Copy out the lines that have "total" in them.

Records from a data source
+ + + + +

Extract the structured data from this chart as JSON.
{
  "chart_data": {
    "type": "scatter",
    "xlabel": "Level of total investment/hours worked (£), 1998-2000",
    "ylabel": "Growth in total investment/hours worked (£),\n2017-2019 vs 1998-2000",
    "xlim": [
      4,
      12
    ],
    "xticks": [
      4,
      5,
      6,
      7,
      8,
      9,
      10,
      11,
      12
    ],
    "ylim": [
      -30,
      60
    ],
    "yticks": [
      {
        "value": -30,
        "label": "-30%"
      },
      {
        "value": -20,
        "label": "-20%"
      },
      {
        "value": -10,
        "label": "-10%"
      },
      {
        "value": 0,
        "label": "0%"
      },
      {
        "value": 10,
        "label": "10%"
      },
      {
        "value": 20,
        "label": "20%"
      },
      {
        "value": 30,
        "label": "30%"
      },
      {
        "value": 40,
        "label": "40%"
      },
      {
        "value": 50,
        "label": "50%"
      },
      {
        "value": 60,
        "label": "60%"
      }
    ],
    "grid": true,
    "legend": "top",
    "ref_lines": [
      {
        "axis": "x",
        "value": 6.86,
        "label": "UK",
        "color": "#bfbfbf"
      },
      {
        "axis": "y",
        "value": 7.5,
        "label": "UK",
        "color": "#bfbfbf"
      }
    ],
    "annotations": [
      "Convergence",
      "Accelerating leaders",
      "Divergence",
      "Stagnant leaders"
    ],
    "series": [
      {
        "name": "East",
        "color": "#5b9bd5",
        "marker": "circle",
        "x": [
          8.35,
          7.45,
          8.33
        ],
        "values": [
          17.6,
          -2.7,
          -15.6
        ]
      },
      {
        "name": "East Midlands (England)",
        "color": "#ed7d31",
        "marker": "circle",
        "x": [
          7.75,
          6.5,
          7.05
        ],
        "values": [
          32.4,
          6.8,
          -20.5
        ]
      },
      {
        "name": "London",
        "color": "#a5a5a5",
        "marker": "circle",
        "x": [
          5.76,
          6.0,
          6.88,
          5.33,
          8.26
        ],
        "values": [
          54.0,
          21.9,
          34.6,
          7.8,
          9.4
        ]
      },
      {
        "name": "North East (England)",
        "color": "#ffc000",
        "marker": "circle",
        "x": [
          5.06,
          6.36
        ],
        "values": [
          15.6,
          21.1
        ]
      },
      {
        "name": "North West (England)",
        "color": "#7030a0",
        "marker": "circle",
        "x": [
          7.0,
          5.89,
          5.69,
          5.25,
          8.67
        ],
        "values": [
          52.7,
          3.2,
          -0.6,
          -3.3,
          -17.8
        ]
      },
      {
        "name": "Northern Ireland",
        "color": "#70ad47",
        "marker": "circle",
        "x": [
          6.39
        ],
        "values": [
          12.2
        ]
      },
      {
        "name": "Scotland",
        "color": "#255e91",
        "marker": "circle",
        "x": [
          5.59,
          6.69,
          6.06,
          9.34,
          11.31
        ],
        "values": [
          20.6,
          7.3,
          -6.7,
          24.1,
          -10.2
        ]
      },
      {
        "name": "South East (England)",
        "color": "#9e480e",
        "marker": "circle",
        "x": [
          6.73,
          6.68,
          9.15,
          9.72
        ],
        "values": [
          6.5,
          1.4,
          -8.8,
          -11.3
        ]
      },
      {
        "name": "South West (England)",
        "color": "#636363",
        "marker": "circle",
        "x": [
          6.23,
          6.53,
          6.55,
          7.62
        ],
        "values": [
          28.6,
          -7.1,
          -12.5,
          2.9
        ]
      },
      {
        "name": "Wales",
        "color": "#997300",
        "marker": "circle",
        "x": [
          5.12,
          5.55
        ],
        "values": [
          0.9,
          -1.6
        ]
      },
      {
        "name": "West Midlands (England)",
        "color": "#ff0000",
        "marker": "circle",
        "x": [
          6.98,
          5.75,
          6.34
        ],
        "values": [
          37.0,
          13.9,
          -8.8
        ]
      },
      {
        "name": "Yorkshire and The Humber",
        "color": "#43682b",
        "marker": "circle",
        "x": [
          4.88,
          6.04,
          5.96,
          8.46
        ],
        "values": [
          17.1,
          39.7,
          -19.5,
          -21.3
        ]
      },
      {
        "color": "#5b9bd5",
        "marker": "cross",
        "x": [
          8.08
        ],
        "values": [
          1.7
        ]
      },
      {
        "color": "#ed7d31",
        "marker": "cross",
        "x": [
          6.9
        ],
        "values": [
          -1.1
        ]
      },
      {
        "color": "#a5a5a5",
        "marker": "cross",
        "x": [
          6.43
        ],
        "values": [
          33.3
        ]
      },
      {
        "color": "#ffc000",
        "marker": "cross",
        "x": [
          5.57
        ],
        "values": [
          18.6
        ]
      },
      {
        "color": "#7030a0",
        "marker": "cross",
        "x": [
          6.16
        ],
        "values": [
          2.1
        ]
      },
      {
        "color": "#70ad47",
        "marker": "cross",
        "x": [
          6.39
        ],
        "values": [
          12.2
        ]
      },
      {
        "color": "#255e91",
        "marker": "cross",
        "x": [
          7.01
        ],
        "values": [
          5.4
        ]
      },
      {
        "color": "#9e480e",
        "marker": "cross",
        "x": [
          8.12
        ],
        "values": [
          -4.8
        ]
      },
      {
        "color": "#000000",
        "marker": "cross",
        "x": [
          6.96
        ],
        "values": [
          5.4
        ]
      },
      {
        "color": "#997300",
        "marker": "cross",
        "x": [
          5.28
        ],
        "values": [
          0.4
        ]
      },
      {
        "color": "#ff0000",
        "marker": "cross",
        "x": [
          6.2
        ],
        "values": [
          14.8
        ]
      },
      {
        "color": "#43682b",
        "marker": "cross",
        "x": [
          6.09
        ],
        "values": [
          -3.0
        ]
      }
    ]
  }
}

+ + + + +

● Reply:
    "xlabel": "Level of total investment/hours worked (£), 1998-2000",
    "ylabel": "Growth in total investment/hours worked (£),\n2017-2019 vs 1998-2000",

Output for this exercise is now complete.